Extracted data entries:
▼
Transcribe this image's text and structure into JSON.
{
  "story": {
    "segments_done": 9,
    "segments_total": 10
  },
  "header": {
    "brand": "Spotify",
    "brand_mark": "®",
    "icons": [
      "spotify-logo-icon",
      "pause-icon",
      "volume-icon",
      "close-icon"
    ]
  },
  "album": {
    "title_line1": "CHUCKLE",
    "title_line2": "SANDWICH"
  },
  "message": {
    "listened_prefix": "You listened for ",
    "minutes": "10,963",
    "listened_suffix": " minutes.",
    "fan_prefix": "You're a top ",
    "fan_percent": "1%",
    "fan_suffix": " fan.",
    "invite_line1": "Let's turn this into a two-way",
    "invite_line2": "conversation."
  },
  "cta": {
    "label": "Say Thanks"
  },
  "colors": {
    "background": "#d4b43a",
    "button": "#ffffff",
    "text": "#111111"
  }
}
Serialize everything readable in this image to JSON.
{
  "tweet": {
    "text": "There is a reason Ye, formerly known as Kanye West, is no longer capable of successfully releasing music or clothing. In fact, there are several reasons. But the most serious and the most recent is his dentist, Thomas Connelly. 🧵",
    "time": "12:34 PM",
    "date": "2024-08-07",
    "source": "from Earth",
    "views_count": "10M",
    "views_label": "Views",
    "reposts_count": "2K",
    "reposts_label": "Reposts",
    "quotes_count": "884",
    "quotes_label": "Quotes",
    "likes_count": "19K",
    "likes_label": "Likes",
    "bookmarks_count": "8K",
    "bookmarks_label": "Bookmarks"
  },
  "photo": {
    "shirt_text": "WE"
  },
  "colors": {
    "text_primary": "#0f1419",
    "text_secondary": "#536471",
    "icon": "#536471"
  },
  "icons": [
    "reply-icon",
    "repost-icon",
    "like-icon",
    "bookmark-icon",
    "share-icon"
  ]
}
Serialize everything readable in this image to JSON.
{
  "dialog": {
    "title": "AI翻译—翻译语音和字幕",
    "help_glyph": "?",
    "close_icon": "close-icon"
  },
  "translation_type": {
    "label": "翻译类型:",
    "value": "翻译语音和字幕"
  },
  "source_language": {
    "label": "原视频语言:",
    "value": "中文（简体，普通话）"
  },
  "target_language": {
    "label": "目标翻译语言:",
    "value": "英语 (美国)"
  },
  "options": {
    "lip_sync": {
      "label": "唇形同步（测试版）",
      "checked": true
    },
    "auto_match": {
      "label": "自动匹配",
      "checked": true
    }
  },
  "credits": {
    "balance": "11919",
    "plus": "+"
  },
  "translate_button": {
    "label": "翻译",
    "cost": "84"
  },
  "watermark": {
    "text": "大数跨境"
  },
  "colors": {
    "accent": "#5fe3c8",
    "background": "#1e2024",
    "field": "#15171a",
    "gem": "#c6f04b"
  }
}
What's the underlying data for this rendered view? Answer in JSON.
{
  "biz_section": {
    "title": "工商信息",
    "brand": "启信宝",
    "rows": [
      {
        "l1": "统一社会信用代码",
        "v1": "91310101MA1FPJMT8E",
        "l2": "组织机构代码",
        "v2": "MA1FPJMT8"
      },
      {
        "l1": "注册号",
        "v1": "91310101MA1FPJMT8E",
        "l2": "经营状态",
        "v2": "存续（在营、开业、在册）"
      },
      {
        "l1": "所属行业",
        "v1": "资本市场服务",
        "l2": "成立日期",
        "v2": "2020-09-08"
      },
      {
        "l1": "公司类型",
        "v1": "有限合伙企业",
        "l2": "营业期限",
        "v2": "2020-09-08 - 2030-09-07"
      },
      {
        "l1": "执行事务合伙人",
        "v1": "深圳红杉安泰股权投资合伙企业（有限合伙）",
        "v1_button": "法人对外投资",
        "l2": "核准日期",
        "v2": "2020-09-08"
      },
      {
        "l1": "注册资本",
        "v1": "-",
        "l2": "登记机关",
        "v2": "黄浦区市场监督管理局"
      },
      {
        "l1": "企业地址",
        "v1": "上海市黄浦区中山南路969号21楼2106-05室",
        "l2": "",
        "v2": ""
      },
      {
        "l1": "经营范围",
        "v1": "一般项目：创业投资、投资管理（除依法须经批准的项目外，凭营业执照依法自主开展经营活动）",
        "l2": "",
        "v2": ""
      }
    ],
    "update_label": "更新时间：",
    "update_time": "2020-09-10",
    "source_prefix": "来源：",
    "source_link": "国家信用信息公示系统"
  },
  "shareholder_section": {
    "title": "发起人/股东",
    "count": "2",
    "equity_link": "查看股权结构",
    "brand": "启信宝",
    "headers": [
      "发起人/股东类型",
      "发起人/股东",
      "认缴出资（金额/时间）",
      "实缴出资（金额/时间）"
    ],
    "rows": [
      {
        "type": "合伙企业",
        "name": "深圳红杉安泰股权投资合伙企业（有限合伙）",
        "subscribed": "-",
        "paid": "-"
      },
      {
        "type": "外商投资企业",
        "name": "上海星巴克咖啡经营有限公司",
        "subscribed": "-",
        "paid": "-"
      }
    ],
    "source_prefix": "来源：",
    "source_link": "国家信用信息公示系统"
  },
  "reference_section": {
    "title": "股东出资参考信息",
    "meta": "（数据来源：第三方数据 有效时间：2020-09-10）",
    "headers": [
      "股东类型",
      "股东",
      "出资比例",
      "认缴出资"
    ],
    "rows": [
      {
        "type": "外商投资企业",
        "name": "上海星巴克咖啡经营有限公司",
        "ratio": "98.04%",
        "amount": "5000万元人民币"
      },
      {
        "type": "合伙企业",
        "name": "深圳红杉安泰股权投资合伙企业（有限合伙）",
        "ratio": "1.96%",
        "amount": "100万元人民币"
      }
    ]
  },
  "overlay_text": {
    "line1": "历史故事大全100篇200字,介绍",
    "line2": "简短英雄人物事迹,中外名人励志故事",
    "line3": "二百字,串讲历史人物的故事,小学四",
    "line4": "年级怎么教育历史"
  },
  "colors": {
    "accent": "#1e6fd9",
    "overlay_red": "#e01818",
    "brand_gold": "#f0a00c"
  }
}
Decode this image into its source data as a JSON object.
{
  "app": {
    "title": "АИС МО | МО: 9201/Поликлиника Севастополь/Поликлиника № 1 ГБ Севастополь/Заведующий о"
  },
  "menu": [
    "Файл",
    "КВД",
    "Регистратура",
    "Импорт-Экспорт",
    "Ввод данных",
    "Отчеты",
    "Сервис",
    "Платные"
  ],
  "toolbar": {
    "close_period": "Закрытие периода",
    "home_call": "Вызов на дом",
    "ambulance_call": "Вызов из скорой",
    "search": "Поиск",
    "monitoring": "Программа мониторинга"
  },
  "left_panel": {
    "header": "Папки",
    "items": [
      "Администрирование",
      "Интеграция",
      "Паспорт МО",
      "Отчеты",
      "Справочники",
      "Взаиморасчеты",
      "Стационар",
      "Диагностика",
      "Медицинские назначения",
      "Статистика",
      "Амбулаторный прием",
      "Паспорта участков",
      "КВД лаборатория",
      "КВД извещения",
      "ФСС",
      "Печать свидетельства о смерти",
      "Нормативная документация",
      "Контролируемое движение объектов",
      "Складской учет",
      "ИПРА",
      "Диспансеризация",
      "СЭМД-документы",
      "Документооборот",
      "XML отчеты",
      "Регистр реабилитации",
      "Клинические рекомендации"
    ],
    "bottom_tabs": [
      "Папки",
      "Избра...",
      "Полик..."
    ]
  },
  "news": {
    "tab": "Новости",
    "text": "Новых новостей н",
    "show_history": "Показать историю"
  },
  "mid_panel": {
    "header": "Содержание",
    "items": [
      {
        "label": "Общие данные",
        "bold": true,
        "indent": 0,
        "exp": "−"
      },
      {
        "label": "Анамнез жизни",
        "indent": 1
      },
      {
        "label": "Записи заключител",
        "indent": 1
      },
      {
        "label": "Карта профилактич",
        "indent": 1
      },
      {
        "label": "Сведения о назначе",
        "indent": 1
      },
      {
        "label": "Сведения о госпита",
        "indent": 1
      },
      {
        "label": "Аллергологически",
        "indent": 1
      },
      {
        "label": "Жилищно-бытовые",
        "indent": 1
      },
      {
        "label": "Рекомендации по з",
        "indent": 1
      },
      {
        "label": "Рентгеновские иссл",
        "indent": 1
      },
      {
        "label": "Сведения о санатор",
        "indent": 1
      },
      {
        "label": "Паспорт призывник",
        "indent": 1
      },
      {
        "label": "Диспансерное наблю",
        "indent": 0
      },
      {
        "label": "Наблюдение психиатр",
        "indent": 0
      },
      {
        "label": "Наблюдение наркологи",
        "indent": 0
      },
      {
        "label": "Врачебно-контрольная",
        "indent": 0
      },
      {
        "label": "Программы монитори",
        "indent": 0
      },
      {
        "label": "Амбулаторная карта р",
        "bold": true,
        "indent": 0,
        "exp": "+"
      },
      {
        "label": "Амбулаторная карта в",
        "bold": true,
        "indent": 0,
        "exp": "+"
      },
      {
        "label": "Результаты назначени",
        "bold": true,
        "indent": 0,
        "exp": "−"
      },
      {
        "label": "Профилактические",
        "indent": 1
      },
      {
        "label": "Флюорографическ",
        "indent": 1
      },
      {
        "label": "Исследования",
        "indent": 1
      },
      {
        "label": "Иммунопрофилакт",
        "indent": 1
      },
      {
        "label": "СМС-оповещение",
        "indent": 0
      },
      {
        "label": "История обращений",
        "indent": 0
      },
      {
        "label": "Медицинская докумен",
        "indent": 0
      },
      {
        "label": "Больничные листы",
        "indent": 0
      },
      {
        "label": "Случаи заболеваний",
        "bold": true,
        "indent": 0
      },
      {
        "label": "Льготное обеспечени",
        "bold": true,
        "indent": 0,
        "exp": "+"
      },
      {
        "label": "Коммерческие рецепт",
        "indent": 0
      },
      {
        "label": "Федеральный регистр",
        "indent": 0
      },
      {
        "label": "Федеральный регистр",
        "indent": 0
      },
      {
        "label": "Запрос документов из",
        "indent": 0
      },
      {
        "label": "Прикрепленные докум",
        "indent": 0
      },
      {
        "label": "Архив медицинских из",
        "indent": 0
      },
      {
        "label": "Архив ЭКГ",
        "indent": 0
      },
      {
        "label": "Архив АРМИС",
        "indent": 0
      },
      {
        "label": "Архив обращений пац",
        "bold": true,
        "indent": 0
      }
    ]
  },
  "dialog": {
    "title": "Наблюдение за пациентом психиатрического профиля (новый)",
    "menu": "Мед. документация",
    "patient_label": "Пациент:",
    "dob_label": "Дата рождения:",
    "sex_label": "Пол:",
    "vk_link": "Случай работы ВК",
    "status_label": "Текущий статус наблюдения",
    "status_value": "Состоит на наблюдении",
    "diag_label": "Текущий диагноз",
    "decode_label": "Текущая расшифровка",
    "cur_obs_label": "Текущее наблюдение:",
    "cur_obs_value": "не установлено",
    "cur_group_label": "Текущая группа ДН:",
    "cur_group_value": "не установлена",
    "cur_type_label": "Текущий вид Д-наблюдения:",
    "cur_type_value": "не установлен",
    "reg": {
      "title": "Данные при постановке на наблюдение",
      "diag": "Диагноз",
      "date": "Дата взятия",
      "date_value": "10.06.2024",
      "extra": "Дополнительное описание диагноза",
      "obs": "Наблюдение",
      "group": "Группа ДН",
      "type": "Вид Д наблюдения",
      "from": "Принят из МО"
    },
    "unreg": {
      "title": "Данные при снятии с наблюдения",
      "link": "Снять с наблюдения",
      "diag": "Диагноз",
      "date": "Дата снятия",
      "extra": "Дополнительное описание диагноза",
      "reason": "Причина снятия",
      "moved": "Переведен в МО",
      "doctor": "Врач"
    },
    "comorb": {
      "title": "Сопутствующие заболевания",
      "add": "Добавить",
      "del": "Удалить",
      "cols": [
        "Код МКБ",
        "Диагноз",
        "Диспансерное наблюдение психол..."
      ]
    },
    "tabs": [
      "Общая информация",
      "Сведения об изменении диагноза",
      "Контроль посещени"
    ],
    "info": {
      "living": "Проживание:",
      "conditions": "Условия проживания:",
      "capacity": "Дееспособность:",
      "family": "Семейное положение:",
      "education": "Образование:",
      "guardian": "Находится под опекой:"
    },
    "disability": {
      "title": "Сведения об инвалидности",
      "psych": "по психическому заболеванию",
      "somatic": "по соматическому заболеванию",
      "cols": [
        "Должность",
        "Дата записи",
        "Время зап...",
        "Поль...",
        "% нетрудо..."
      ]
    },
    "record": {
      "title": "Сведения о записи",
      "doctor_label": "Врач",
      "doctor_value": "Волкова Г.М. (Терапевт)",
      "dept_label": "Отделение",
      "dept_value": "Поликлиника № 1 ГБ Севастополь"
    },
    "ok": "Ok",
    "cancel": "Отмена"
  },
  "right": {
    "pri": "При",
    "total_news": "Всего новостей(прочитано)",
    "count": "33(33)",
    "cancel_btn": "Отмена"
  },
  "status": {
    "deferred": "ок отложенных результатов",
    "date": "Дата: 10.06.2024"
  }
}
▲
Give only the number of lines in the preceding material that contain the string "обращений".

### Result
2